• [PROBLEM]: Give the data again, word for word.

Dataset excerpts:
■ ■ ■ ■ ■

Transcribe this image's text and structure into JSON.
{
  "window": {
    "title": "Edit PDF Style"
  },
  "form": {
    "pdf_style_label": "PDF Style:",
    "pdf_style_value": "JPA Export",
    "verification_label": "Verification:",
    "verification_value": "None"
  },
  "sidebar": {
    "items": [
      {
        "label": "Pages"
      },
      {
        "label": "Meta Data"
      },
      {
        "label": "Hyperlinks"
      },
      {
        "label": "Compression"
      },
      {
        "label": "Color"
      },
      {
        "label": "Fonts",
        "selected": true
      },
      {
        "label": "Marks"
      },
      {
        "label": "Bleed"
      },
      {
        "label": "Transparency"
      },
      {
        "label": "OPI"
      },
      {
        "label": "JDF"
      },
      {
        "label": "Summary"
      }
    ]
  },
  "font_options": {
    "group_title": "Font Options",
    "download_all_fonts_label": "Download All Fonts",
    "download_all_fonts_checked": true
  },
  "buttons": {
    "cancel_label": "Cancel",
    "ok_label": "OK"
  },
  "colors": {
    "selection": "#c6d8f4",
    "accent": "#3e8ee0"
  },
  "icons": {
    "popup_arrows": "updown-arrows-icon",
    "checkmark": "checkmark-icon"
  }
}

■ ■ ■ ■ ■

• [RESULT FOR THIS EXERCISE]:
Transcribe this image's text and structure into JSON.
{
  "window": {
    "title": "Edit PDF Style"
  },
  "form": {
    "pdf_style_label": "PDF Style:",
    "pdf_style_value": "JPA Export",
    "verification_label": "Verification:",
    "verification_value": "None"
  },
  "sidebar": {
    "items": [
      {
        "label": "Pages"
      },
      {
        "label": "Meta Data"
      },
      {
        "label": "Hyperlinks"
      },
      {
        "label": "Compression"
      },
      {
        "label": "Color"
      },
      {
        "label": "Fonts",
        "selected": true
      },
      {
        "label": "Marks"
      },
      {
        "label": "Bleed"
      },
      {
        "label": "Transparency"
      },
      {
        "label": "OPI"
      },
      {
        "label": "JDF"
      },
      {
        "label": "Summary"
      }
    ]
  },
  "font_options": {
    "group_title": "Font Options",
    "download_all_fonts_label": "Download All Fonts",
    "download_all_fonts_checked": true
  },
  "buttons": {
    "cancel_label": "Cancel",
    "ok_label": "OK"
  },
  "colors": {
    "selection": "#c6d8f4",
    "accent": "#3e8ee0"
  },
  "icons": {
    "popup_arrows": "updown-arrows-icon",
    "checkmark": "checkmark-icon"
  }
}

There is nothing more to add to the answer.